• REQUIRED TASK A: Reproduce the passage of the mailing-list message on Indo-European below, starting with the words "Yes. But I thought" and ending with the words "but almost Germanic!".

• GIVEN TEXT:
⟨

Re: "Wife" (was: Homosexuality etc.)
From: | John Cowan <cowan@...> |
Date: | Thursday, May 29, 2003, 12:10 |
Andreas Johansson scripsit:
> PAN? Proto-Austronesian or what?
Yes. But I thought the association of "pie" with "pan" was a nice touch.
> BTW, I recently read a piece which suggested that Indo-European be renamed
> Indo-Anatolic, on the grounds that it's basically made up of two branches -
This "Indo-Hittite hypothesis" has been around a long time, possibly as
far back as the discovery that Hittite was IE-related. I thought it more
or less died out in the 1940s, and I haven't heard of any new evidence.
I've always wondered what it was like to be Hrozny, staring at a cuneiform
text, seeing "nu BREAD-an ezzateni, watar-ma ekuteni" (where "BREAD" is a
known Sumerian ideograph) and suddenly intuiting that it meant something
like "now eat bread and drink water", not only IE but almost Germanic!

⟩

• REQUIRED TASK B: State how many lines in the entries below contain the string "RIRIpop", matching case exactly, and give only that number.

• RECORDS FOR THIS TASK:
⟨

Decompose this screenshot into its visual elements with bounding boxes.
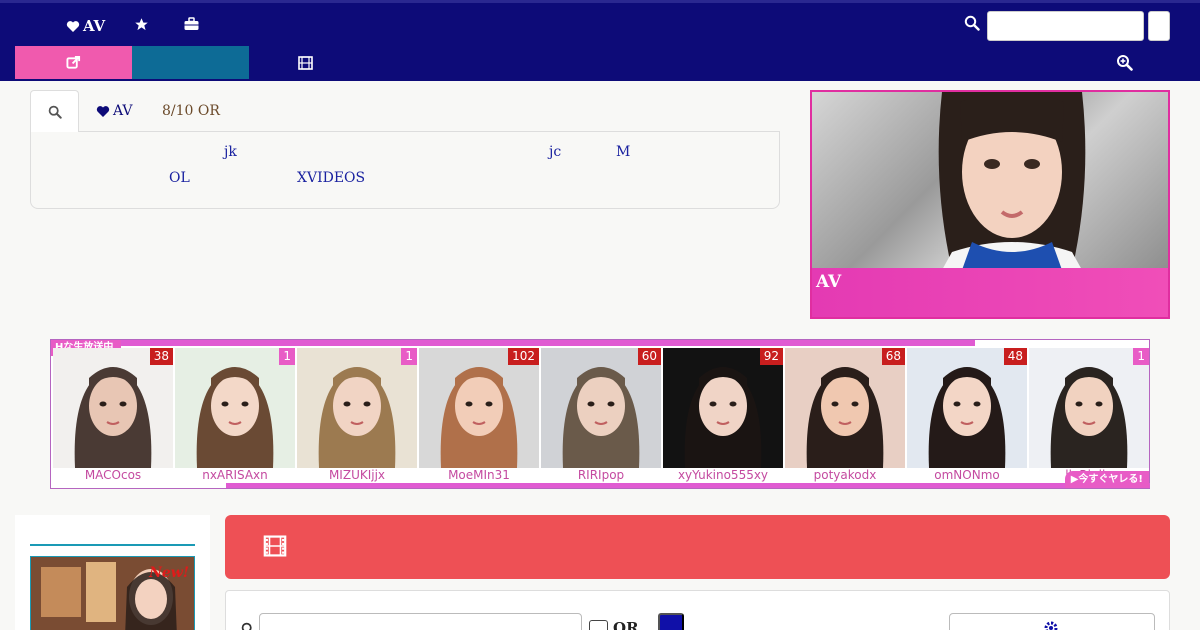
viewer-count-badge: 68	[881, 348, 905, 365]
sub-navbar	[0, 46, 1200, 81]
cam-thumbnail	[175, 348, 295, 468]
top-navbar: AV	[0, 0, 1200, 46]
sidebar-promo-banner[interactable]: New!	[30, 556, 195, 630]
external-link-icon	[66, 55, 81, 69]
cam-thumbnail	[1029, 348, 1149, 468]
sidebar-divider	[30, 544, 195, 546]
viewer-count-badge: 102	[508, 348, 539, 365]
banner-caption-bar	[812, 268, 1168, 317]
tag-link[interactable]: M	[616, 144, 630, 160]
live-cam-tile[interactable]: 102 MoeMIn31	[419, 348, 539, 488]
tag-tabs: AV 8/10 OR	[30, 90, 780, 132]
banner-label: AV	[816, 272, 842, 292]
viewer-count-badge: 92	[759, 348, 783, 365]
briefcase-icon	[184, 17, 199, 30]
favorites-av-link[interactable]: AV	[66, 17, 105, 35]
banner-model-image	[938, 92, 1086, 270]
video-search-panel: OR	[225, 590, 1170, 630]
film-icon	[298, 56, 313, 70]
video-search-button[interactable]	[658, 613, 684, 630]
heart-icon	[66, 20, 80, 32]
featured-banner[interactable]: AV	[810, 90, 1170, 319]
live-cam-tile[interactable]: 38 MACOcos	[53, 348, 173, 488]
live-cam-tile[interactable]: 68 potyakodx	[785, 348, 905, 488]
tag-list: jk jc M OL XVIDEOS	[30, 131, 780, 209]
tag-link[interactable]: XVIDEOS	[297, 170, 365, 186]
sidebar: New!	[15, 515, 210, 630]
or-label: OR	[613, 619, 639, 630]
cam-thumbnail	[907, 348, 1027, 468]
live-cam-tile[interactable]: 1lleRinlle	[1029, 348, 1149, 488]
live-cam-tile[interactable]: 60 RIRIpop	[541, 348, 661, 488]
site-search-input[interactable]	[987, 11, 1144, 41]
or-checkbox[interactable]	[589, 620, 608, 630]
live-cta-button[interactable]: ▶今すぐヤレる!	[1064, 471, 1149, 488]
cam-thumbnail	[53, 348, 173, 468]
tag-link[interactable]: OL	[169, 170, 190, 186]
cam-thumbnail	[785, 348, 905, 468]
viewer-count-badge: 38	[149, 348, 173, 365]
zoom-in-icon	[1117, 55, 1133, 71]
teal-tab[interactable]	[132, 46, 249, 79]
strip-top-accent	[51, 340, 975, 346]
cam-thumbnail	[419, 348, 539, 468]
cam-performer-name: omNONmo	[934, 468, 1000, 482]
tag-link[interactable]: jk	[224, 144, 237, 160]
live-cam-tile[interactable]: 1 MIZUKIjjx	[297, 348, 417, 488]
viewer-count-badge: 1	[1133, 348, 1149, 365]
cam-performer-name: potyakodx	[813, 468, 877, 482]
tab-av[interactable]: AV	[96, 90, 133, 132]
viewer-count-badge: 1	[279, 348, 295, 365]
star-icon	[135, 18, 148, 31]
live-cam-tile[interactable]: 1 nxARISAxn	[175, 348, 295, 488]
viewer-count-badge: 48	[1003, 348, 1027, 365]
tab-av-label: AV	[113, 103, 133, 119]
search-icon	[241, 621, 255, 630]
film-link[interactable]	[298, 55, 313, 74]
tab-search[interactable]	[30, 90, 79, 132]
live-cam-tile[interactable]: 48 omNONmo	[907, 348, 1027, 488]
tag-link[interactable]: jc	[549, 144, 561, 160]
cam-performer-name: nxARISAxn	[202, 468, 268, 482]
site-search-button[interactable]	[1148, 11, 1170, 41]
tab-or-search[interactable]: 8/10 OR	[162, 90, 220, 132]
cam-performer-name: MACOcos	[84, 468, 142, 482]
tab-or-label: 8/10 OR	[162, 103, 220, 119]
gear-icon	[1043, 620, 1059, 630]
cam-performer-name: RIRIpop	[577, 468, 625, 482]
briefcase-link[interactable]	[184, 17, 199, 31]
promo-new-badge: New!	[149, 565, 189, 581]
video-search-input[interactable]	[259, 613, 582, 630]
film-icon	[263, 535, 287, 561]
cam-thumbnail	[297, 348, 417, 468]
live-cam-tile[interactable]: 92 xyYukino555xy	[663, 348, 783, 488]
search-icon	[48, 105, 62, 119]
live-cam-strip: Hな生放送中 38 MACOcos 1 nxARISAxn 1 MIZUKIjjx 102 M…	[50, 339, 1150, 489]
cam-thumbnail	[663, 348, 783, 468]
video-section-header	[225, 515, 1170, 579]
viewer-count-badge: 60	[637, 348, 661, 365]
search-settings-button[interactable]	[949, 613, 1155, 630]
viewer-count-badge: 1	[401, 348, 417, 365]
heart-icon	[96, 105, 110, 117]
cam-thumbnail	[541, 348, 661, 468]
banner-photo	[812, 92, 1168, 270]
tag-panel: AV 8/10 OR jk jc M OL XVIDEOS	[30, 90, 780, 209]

⟩

• COMPLETE ANSWER A:
Yes. But I thought the association of "pie" with "pan" was a nice touch.
> BTW, I recently read a piece which suggested that Indo-European be renamed
> Indo-Anatolic, on the grounds that it's basically made up of two branches -
This "Indo-Hittite hypothesis" has been around a long time, possibly as
far back as the discovery that Hittite was IE-related. I thought it more
or less died out in the 1940s, and I haven't heard of any new evidence.
I've always wondered what it was like to be Hrozny, staring at a cuneiform
text, seeing "nu BREAD-an ezzateni, watar-ma ekuteni" (where "BREAD" is a
known Sumerian ideograph) and suddenly intuiting that it meant something
like "now eat bread and drink water", not only IE but almost Germanic!

• COMPLETE ANSWER B: 2